▶ **EXERCISE GOAL**
Below are the records. Gather each line that holds "object".

▶ **MATERIAL**

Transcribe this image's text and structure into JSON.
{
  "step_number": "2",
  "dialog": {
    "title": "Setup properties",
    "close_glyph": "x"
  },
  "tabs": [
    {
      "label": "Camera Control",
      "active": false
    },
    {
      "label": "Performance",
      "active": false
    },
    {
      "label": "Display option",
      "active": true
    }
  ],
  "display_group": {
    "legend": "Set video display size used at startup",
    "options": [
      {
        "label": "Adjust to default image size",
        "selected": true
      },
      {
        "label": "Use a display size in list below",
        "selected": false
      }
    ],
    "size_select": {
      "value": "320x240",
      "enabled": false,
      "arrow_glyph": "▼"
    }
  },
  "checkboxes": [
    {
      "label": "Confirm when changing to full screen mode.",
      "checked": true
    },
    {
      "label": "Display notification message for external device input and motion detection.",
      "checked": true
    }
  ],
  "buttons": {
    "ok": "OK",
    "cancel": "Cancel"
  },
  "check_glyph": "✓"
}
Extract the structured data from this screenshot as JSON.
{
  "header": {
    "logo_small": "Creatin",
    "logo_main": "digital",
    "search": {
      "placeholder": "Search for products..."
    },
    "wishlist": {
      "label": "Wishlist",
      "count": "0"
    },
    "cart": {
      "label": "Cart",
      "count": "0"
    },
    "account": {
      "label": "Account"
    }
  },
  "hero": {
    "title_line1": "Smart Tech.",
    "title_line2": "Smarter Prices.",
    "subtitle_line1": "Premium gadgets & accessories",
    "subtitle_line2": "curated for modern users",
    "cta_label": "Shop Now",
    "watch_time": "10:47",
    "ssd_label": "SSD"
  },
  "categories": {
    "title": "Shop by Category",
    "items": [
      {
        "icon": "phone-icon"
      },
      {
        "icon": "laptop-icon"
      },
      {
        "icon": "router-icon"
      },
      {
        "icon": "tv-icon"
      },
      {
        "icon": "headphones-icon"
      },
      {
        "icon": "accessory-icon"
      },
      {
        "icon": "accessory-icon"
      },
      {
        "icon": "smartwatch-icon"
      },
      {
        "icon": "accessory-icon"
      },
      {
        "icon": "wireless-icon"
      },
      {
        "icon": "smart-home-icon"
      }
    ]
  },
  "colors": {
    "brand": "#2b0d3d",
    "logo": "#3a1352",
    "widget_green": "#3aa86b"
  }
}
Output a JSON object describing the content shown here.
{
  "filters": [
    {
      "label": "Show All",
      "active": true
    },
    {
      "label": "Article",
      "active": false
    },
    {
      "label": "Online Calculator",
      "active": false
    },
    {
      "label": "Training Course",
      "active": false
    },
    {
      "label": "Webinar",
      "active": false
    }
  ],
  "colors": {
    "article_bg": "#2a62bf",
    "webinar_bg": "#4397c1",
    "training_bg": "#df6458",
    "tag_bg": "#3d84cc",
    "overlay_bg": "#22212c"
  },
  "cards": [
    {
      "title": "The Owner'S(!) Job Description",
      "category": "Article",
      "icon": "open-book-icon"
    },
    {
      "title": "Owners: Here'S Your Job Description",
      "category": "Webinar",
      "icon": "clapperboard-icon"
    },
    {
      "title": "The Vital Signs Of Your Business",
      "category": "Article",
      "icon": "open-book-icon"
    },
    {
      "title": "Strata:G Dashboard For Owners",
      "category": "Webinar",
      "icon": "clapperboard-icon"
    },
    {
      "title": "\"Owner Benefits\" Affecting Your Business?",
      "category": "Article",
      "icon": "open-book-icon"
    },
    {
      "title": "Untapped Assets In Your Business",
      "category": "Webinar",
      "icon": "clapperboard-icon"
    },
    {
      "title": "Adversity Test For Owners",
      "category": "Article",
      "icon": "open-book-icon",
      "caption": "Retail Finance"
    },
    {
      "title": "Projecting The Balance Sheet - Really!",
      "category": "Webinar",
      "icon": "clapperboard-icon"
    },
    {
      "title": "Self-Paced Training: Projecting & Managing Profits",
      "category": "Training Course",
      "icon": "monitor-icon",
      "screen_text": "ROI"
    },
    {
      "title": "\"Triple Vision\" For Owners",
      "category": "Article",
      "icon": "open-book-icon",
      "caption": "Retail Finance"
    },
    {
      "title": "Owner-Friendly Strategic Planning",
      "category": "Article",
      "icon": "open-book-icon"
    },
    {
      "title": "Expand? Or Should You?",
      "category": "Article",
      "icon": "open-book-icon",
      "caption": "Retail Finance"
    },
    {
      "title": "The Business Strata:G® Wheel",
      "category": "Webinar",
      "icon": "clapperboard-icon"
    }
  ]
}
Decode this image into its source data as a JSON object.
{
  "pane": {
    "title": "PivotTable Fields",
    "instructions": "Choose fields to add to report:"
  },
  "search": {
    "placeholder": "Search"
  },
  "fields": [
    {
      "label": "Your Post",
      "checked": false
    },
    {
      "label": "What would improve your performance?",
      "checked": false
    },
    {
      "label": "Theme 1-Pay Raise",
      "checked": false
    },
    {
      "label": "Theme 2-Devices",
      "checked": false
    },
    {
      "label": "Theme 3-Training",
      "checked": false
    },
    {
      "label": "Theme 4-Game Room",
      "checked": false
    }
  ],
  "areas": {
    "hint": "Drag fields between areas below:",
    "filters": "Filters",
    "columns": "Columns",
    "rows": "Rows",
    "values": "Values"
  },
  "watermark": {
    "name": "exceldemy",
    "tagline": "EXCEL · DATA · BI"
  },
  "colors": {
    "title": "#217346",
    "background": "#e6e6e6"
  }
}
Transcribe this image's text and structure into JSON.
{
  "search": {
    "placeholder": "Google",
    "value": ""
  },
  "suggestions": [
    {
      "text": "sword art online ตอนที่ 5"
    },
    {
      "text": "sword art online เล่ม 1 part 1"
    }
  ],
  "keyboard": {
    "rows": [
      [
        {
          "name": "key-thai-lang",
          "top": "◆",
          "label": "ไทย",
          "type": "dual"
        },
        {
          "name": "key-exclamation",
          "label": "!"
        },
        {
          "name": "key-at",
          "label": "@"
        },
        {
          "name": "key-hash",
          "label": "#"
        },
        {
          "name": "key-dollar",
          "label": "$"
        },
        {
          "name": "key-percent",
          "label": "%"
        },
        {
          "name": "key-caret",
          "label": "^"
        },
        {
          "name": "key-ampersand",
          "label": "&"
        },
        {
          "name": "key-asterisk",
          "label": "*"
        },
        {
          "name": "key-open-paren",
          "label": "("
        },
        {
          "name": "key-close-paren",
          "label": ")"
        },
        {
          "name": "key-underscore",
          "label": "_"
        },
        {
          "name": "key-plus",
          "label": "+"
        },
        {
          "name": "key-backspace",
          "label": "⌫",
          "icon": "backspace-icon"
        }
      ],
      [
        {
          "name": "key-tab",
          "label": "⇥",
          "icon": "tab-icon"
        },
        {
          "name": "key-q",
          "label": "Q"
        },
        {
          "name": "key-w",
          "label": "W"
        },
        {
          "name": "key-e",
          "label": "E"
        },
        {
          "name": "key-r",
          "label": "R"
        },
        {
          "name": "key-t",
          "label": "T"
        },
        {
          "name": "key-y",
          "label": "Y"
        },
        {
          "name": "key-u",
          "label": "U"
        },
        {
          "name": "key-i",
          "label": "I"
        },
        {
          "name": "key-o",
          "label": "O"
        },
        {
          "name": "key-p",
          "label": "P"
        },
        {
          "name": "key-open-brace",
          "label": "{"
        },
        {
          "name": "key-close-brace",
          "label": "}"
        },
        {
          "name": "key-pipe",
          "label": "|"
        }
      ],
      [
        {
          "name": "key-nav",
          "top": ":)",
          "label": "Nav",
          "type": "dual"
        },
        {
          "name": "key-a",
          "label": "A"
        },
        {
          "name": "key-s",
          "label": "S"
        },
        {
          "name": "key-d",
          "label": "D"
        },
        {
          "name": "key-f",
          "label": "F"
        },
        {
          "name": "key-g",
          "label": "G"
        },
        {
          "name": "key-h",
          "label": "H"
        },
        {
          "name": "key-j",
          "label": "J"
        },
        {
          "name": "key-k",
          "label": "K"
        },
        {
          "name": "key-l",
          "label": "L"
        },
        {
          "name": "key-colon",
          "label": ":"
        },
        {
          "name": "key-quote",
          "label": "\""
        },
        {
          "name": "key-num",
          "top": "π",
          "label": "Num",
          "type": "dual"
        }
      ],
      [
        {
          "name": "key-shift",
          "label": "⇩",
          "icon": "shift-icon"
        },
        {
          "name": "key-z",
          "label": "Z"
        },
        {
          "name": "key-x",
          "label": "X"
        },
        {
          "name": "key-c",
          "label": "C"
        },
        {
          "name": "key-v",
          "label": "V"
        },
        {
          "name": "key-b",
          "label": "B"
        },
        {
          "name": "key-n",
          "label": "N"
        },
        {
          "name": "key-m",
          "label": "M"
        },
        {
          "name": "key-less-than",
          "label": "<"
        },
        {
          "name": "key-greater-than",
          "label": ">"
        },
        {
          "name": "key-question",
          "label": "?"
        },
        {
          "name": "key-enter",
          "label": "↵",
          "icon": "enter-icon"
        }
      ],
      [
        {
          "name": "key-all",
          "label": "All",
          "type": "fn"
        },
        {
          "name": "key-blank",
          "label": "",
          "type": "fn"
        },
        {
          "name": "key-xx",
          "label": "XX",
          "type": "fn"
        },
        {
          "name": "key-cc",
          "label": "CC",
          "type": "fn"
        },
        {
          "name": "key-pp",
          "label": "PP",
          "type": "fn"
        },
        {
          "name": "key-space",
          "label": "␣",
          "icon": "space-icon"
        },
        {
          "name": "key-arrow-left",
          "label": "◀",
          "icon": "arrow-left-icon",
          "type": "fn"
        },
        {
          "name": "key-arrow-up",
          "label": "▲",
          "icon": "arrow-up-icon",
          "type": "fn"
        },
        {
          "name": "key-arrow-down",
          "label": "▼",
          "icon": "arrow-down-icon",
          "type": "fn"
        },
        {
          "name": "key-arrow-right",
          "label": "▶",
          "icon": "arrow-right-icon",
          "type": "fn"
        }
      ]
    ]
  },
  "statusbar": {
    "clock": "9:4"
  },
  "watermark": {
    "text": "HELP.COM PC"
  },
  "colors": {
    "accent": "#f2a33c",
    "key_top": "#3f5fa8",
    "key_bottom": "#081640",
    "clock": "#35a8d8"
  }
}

▶ **ANSWER FOR THIS EXERCISE**
Output a JSON object describing the content shown here.
Decode this image into its source data as a JSON object.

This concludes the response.